Given request: Reply with one number: the count of lines in the data that hold the string "University".

Exercise input:
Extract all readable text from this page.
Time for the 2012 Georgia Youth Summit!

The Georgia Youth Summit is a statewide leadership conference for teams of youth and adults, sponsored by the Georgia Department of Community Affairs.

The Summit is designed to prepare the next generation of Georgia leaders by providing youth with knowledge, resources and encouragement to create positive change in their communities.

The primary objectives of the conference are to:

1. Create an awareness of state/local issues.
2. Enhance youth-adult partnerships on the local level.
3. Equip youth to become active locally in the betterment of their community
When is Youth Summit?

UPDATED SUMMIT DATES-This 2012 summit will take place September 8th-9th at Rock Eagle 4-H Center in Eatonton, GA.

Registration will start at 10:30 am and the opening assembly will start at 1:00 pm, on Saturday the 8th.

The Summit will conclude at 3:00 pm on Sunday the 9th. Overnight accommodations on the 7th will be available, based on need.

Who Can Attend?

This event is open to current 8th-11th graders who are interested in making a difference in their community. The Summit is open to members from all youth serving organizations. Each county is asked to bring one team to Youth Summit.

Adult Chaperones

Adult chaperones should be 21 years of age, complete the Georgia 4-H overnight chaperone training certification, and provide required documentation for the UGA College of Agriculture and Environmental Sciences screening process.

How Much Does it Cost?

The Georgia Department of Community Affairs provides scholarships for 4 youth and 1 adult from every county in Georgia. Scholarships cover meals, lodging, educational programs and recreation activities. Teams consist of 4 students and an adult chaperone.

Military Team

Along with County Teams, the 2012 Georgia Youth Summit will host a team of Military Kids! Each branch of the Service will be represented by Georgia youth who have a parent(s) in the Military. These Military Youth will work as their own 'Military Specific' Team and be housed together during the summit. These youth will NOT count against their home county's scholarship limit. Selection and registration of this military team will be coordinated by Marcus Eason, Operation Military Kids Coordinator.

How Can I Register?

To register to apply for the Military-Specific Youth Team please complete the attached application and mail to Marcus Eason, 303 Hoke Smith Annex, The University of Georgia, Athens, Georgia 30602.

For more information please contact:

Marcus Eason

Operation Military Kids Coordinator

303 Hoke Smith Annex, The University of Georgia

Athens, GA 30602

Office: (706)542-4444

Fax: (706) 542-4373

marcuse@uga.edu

Answer to the exercise: 2